Stored records
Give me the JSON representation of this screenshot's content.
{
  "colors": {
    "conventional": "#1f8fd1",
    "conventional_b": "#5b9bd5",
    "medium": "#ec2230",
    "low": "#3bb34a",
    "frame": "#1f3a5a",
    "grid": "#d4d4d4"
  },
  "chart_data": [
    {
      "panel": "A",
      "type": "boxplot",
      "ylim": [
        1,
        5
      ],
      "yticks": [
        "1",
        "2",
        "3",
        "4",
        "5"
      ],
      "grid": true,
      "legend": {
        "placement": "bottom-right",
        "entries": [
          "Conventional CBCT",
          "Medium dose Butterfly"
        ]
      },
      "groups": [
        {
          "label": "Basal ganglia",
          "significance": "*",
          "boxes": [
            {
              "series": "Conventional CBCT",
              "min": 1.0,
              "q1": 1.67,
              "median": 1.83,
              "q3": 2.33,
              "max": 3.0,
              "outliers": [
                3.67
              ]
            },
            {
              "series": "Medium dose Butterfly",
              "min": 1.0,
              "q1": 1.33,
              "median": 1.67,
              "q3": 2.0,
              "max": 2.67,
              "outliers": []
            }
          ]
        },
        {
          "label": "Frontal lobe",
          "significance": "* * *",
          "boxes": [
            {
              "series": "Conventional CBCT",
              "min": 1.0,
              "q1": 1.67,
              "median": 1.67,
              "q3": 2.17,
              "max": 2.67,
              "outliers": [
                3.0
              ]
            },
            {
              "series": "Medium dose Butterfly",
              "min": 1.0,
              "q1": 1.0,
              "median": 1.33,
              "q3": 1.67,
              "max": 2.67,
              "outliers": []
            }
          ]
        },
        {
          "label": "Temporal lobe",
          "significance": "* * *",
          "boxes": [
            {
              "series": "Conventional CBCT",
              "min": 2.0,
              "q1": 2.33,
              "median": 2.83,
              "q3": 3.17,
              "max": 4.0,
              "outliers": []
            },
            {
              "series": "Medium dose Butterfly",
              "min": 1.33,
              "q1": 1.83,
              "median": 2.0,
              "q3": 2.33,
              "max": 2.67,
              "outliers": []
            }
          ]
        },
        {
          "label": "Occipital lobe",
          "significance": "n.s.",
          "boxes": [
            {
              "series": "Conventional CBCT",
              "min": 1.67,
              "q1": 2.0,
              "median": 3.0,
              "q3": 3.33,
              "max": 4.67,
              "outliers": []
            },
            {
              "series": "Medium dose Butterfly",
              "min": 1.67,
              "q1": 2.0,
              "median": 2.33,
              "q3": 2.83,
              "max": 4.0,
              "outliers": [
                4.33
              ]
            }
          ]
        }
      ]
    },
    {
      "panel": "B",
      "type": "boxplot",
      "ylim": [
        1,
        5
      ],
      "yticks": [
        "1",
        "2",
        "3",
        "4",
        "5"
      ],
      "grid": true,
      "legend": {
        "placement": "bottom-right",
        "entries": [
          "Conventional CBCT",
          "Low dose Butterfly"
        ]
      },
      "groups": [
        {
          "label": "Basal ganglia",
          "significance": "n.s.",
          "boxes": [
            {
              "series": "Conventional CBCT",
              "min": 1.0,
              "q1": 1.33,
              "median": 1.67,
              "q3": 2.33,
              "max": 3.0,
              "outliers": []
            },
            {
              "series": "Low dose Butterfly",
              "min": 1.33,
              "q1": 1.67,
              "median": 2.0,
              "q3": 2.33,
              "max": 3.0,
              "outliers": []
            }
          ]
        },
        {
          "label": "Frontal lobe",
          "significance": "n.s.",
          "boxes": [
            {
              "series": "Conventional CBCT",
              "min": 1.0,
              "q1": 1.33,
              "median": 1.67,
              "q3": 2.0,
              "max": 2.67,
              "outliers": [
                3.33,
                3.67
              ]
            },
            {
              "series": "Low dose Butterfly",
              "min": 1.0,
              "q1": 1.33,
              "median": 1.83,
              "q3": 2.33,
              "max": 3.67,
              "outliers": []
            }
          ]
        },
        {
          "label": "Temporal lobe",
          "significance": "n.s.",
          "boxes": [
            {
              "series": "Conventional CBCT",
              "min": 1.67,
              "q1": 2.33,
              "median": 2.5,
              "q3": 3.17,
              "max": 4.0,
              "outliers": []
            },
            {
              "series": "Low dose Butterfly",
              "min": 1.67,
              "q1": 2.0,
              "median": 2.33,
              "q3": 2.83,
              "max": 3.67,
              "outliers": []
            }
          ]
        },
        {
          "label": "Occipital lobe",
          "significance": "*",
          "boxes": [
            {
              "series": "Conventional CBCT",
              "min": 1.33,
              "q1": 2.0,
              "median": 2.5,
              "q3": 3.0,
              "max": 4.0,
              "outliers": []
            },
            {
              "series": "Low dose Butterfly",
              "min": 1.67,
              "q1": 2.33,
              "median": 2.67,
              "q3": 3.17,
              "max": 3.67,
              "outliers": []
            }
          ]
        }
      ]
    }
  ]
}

▶ CHALLENGE:
Reproduce each entry word for word.

▶ EXPECTED ANSWER:
Give me the JSON representation of this screenshot's content.
{
  "colors": {
    "conventional": "#1f8fd1",
    "conventional_b": "#5b9bd5",
    "medium": "#ec2230",
    "low": "#3bb34a",
    "frame": "#1f3a5a",
    "grid": "#d4d4d4"
  },
  "chart_data": [
    {
      "panel": "A",
      "type": "boxplot",
      "ylim": [
        1,
        5
      ],
      "yticks": [
        "1",
        "2",
        "3",
        "4",
        "5"
      ],
      "grid": true,
      "legend": {
        "placement": "bottom-right",
        "entries": [
          "Conventional CBCT",
          "Medium dose Butterfly"
        ]
      },
      "groups": [
        {
          "label": "Basal ganglia",
          "significance": "*",
          "boxes": [
            {
              "series": "Conventional CBCT",
              "min": 1.0,
              "q1": 1.67,
              "median": 1.83,
              "q3": 2.33,
              "max": 3.0,
              "outliers": [
                3.67
              ]
            },
            {
              "series": "Medium dose Butterfly",
              "min": 1.0,
              "q1": 1.33,
              "median": 1.67,
              "q3": 2.0,
              "max": 2.67,
              "outliers": []
            }
          ]
        },
        {
          "label": "Frontal lobe",
          "significance": "* * *",
          "boxes": [
            {
              "series": "Conventional CBCT",
              "min": 1.0,
              "q1": 1.67,
              "median": 1.67,
              "q3": 2.17,
              "max": 2.67,
              "outliers": [
                3.0
              ]
            },
            {
              "series": "Medium dose Butterfly",
              "min": 1.0,
              "q1": 1.0,
              "median": 1.33,
              "q3": 1.67,
              "max": 2.67,
              "outliers": []
            }
          ]
        },
        {
          "label": "Temporal lobe",
          "significance": "* * *",
          "boxes": [
            {
              "series": "Conventional CBCT",
              "min": 2.0,
              "q1": 2.33,
              "median": 2.83,
              "q3": 3.17,
              "max": 4.0,
              "outliers": []
            },
            {
              "series": "Medium dose Butterfly",
              "min": 1.33,
              "q1": 1.83,
              "median": 2.0,
              "q3": 2.33,
              "max": 2.67,
              "outliers": []
            }
          ]
        },
        {
          "label": "Occipital lobe",
          "significance": "n.s.",
          "boxes": [
            {
              "series": "Conventional CBCT",
              "min": 1.67,
              "q1": 2.0,
              "median": 3.0,
              "q3": 3.33,
              "max": 4.67,
              "outliers": []
            },
            {
              "series": "Medium dose Butterfly",
              "min": 1.67,
              "q1": 2.0,
              "median": 2.33,
              "q3": 2.83,
              "max": 4.0,
              "outliers": [
                4.33
              ]
            }
          ]
        }
      ]
    },
    {
      "panel": "B",
      "type": "boxplot",
      "ylim": [
        1,
        5
      ],
      "yticks": [
        "1",
        "2",
        "3",
        "4",
        "5"
      ],
      "grid": true,
      "legend": {
        "placement": "bottom-right",
        "entries": [
          "Conventional CBCT",
          "Low dose Butterfly"
        ]
      },
      "groups": [
        {
          "label": "Basal ganglia",
          "significance": "n.s.",
          "boxes": [
            {
              "series": "Conventional CBCT",
              "min": 1.0,
              "q1": 1.33,
              "median": 1.67,
              "q3": 2.33,
              "max": 3.0,
              "outliers": []
            },
            {
              "series": "Low dose Butterfly",
              "min": 1.33,
              "q1": 1.67,
              "median": 2.0,
              "q3": 2.33,
              "max": 3.0,
              "outliers": []
            }
          ]
        },
        {
          "label": "Frontal lobe",
          "significance": "n.s.",
          "boxes": [
            {
              "series": "Conventional CBCT",
              "min": 1.0,
              "q1": 1.33,
              "median": 1.67,
              "q3": 2.0,
              "max": 2.67,
              "outliers": [
                3.33,
                3.67
              ]
            },
            {
              "series": "Low dose Butterfly",
              "min": 1.0,
              "q1": 1.33,
              "median": 1.83,
              "q3": 2.33,
              "max": 3.67,
              "outliers": []
            }
          ]
        },
        {
          "label": "Temporal lobe",
          "significance": "n.s.",
          "boxes": [
            {
              "series": "Conventional CBCT",
              "min": 1.67,
              "q1": 2.33,
              "median": 2.5,
              "q3": 3.17,
              "max": 4.0,
              "outliers": []
            },
            {
              "series": "Low dose Butterfly",
              "min": 1.67,
              "q1": 2.0,
              "median": 2.33,
              "q3": 2.83,
              "max": 3.67,
              "outliers": []
            }
          ]
        },
        {
          "label": "Occipital lobe",
          "significance": "*",
          "boxes": [
            {
              "series": "Conventional CBCT",
              "min": 1.33,
              "q1": 2.0,
              "median": 2.5,
              "q3": 3.0,
              "max": 4.0,
              "outliers": []
            },
            {
              "series": "Low dose Butterfly",
              "min": 1.67,
              "q1": 2.33,
              "median": 2.67,
              "q3": 3.17,
              "max": 3.67,
              "outliers": []
            }
          ]
        }
      ]
    }
  ]
}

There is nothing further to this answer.